**Given instruction:**
Please reproduce each of the following entries verbatim.

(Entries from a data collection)
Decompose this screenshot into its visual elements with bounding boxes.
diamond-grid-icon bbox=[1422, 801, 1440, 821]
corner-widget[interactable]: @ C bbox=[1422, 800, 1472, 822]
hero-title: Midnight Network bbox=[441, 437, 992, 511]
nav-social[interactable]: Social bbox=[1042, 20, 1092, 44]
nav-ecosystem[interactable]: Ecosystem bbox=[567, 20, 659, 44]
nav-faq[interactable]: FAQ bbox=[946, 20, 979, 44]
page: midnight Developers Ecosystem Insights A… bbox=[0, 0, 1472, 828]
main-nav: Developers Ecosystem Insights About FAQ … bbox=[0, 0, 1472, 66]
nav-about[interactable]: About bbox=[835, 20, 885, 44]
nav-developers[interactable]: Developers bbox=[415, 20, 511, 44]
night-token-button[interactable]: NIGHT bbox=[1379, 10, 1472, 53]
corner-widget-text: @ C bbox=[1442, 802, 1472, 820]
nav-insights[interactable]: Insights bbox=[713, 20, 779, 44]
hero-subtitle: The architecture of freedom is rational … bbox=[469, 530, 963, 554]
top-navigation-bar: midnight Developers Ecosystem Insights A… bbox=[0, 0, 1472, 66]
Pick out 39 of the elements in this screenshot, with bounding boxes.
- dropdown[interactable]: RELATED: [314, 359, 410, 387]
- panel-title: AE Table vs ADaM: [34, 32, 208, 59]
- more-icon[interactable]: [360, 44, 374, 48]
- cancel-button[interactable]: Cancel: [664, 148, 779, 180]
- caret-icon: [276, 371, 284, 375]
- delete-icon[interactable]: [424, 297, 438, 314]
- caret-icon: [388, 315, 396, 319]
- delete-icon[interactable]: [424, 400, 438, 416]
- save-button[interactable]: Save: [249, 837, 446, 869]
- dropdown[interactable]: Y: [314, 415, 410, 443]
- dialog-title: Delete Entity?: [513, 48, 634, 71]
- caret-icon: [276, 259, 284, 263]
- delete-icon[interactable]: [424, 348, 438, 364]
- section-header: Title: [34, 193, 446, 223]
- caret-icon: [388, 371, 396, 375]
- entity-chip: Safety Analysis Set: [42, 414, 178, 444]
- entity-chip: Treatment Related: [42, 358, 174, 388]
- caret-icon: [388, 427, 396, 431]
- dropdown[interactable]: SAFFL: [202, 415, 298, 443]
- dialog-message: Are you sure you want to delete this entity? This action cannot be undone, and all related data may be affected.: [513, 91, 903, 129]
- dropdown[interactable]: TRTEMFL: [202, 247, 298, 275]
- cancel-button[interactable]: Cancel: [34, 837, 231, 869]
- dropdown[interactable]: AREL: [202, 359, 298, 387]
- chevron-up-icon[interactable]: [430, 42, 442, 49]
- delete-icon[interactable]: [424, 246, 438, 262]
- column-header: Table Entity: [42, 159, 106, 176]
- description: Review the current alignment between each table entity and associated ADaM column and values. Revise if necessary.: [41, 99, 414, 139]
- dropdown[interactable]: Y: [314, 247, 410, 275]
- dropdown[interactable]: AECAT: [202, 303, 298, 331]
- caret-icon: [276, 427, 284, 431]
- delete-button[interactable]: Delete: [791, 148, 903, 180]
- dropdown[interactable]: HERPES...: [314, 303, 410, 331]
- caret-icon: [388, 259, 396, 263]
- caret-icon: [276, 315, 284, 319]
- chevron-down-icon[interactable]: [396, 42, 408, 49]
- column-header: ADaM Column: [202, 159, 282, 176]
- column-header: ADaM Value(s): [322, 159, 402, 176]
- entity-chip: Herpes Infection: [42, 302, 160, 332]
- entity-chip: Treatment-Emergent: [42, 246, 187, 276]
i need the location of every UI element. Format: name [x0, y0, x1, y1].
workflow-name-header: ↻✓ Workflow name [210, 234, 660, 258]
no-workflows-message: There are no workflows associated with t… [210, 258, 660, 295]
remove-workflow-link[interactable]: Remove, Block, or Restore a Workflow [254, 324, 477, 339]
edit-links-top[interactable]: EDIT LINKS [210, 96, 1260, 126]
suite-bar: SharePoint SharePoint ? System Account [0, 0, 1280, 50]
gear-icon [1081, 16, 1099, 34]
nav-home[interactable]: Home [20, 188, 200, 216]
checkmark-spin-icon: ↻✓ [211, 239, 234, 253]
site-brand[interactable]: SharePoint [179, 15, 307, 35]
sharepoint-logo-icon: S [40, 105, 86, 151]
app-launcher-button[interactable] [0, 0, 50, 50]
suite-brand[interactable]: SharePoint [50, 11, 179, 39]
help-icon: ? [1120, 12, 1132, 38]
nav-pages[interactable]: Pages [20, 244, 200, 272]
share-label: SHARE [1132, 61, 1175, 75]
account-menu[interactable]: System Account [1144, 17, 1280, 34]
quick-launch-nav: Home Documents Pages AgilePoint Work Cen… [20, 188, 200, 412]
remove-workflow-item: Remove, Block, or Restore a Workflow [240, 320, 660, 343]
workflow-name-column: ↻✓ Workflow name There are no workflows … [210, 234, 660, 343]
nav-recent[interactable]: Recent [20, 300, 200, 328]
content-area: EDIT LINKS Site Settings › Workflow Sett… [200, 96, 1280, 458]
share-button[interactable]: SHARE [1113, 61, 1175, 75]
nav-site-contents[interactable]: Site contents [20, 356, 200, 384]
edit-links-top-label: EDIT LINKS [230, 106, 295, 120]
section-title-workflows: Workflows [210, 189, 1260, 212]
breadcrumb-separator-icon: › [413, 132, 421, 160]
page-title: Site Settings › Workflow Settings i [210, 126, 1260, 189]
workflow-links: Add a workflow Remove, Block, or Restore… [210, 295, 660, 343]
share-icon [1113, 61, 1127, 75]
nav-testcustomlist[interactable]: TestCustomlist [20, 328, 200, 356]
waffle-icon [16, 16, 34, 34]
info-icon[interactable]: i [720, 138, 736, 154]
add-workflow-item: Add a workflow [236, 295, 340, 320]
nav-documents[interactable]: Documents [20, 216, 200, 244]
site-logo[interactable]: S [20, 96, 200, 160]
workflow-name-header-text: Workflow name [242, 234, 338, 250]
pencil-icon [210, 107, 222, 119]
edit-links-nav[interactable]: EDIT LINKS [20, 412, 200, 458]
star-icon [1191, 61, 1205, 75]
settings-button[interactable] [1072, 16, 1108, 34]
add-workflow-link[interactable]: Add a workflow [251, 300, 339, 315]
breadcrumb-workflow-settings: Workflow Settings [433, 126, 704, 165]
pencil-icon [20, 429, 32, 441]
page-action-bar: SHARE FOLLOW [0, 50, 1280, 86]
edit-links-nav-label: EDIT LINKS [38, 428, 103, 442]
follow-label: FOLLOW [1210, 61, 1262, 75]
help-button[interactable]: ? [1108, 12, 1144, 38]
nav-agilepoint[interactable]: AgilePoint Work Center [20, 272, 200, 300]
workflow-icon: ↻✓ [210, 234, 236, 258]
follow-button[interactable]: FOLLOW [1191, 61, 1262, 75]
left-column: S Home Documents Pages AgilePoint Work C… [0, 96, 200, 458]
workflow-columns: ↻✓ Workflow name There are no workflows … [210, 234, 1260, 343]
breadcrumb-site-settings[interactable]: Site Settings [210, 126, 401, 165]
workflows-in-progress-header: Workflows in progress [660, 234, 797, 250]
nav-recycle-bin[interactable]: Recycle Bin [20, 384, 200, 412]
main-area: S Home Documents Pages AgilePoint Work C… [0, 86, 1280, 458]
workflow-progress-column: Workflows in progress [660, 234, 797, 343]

**Exercise result:**
Decompose this screenshot into its visual elements with bounding boxes.
diamond-grid-icon bbox=[1422, 801, 1440, 821]
corner-widget[interactable]: @ C bbox=[1422, 800, 1472, 822]
hero-title: Midnight Network bbox=[441, 437, 992, 511]
nav-social[interactable]: Social bbox=[1042, 20, 1092, 44]
nav-ecosystem[interactable]: Ecosystem bbox=[567, 20, 659, 44]
nav-faq[interactable]: FAQ bbox=[946, 20, 979, 44]
page: midnight Developers Ecosystem Insights A… bbox=[0, 0, 1472, 828]
main-nav: Developers Ecosystem Insights About FAQ … bbox=[0, 0, 1472, 66]
nav-about[interactable]: About bbox=[835, 20, 885, 44]
nav-developers[interactable]: Developers bbox=[415, 20, 511, 44]
night-token-button[interactable]: NIGHT bbox=[1379, 10, 1472, 53]
corner-widget-text: @ C bbox=[1442, 802, 1472, 820]
nav-insights[interactable]: Insights bbox=[713, 20, 779, 44]
hero-subtitle: The architecture of freedom is rational … bbox=[469, 530, 963, 554]
top-navigation-bar: midnight Developers Ecosystem Insights A… bbox=[0, 0, 1472, 66]
Pick out 39 of the elements in this screenshot, with bounding boxes.
- dropdown[interactable]: RELATED: [314, 359, 410, 387]
- panel-title: AE Table vs ADaM: [34, 32, 208, 59]
- more-icon[interactable]: [360, 44, 374, 48]
- cancel-button[interactable]: Cancel: [664, 148, 779, 180]
- caret-icon: [276, 371, 284, 375]
- delete-icon[interactable]: [424, 297, 438, 314]
- caret-icon: [388, 315, 396, 319]
- delete-icon[interactable]: [424, 400, 438, 416]
- save-button[interactable]: Save: [249, 837, 446, 869]
- dropdown[interactable]: Y: [314, 415, 410, 443]
- dialog-title: Delete Entity?: [513, 48, 634, 71]
- caret-icon: [276, 259, 284, 263]
- delete-icon[interactable]: [424, 348, 438, 364]
- section-header: Title: [34, 193, 446, 223]
- caret-icon: [388, 371, 396, 375]
- entity-chip: Safety Analysis Set: [42, 414, 178, 444]
- entity-chip: Treatment Related: [42, 358, 174, 388]
- caret-icon: [388, 427, 396, 431]
- dropdown[interactable]: SAFFL: [202, 415, 298, 443]
- dialog-message: Are you sure you want to delete this entity? This action cannot be undone, and all related data may be affected.: [513, 91, 903, 129]
- dropdown[interactable]: TRTEMFL: [202, 247, 298, 275]
- cancel-button[interactable]: Cancel: [34, 837, 231, 869]
- dropdown[interactable]: AREL: [202, 359, 298, 387]
- chevron-up-icon[interactable]: [430, 42, 442, 49]
- delete-icon[interactable]: [424, 246, 438, 262]
- column-header: Table Entity: [42, 159, 106, 176]
- description: Review the current alignment between each table entity and associated ADaM column and values. Revise if necessary.: [41, 99, 414, 139]
- dropdown[interactable]: Y: [314, 247, 410, 275]
- dropdown[interactable]: AECAT: [202, 303, 298, 331]
- caret-icon: [276, 427, 284, 431]
- delete-button[interactable]: Delete: [791, 148, 903, 180]
- dropdown[interactable]: HERPES...: [314, 303, 410, 331]
- caret-icon: [388, 259, 396, 263]
- caret-icon: [276, 315, 284, 319]
- chevron-down-icon[interactable]: [396, 42, 408, 49]
- column-header: ADaM Column: [202, 159, 282, 176]
- column-header: ADaM Value(s): [322, 159, 402, 176]
- entity-chip: Herpes Infection: [42, 302, 160, 332]
- entity-chip: Treatment-Emergent: [42, 246, 187, 276]
i need the location of every UI element. Format: name [x0, y0, x1, y1].
workflow-name-header: ↻✓ Workflow name [210, 234, 660, 258]
no-workflows-message: There are no workflows associated with t… [210, 258, 660, 295]
remove-workflow-link[interactable]: Remove, Block, or Restore a Workflow [254, 324, 477, 339]
edit-links-top[interactable]: EDIT LINKS [210, 96, 1260, 126]
suite-bar: SharePoint SharePoint ? System Account [0, 0, 1280, 50]
gear-icon [1081, 16, 1099, 34]
nav-home[interactable]: Home [20, 188, 200, 216]
checkmark-spin-icon: ↻✓ [211, 239, 234, 253]
site-brand[interactable]: SharePoint [179, 15, 307, 35]
sharepoint-logo-icon: S [40, 105, 86, 151]
app-launcher-button[interactable] [0, 0, 50, 50]
suite-brand[interactable]: SharePoint [50, 11, 179, 39]
help-icon: ? [1120, 12, 1132, 38]
nav-pages[interactable]: Pages [20, 244, 200, 272]
share-label: SHARE [1132, 61, 1175, 75]
account-menu[interactable]: System Account [1144, 17, 1280, 34]
quick-launch-nav: Home Documents Pages AgilePoint Work Cen… [20, 188, 200, 412]
remove-workflow-item: Remove, Block, or Restore a Workflow [240, 320, 660, 343]
workflow-name-column: ↻✓ Workflow name There are no workflows … [210, 234, 660, 343]
nav-recent[interactable]: Recent [20, 300, 200, 328]
content-area: EDIT LINKS Site Settings › Workflow Sett… [200, 96, 1280, 458]
share-button[interactable]: SHARE [1113, 61, 1175, 75]
nav-site-contents[interactable]: Site contents [20, 356, 200, 384]
edit-links-top-label: EDIT LINKS [230, 106, 295, 120]
section-title-workflows: Workflows [210, 189, 1260, 212]
breadcrumb-separator-icon: › [413, 132, 421, 160]
page-title: Site Settings › Workflow Settings i [210, 126, 1260, 189]
workflow-links: Add a workflow Remove, Block, or Restore… [210, 295, 660, 343]
share-icon [1113, 61, 1127, 75]
nav-testcustomlist[interactable]: TestCustomlist [20, 328, 200, 356]
waffle-icon [16, 16, 34, 34]
info-icon[interactable]: i [720, 138, 736, 154]
add-workflow-item: Add a workflow [236, 295, 340, 320]
nav-documents[interactable]: Documents [20, 216, 200, 244]
site-logo[interactable]: S [20, 96, 200, 160]
workflow-name-header-text: Workflow name [242, 234, 338, 250]
pencil-icon [210, 107, 222, 119]
edit-links-nav[interactable]: EDIT LINKS [20, 412, 200, 458]
star-icon [1191, 61, 1205, 75]
settings-button[interactable] [1072, 16, 1108, 34]
add-workflow-link[interactable]: Add a workflow [251, 300, 339, 315]
breadcrumb-workflow-settings: Workflow Settings [433, 126, 704, 165]
pencil-icon [20, 429, 32, 441]
page-action-bar: SHARE FOLLOW [0, 50, 1280, 86]
edit-links-nav-label: EDIT LINKS [38, 428, 103, 442]
follow-label: FOLLOW [1210, 61, 1262, 75]
help-button[interactable]: ? [1108, 12, 1144, 38]
nav-agilepoint[interactable]: AgilePoint Work Center [20, 272, 200, 300]
workflow-icon: ↻✓ [210, 234, 236, 258]
follow-button[interactable]: FOLLOW [1191, 61, 1262, 75]
left-column: S Home Documents Pages AgilePoint Work C… [0, 96, 200, 458]
workflow-columns: ↻✓ Workflow name There are no workflows … [210, 234, 1260, 343]
breadcrumb-site-settings[interactable]: Site Settings [210, 126, 401, 165]
workflows-in-progress-header: Workflows in progress [660, 234, 797, 250]
nav-recycle-bin[interactable]: Recycle Bin [20, 384, 200, 412]
main-area: S Home Documents Pages AgilePoint Work C… [0, 86, 1280, 458]
workflow-progress-column: Workflows in progress [660, 234, 797, 343]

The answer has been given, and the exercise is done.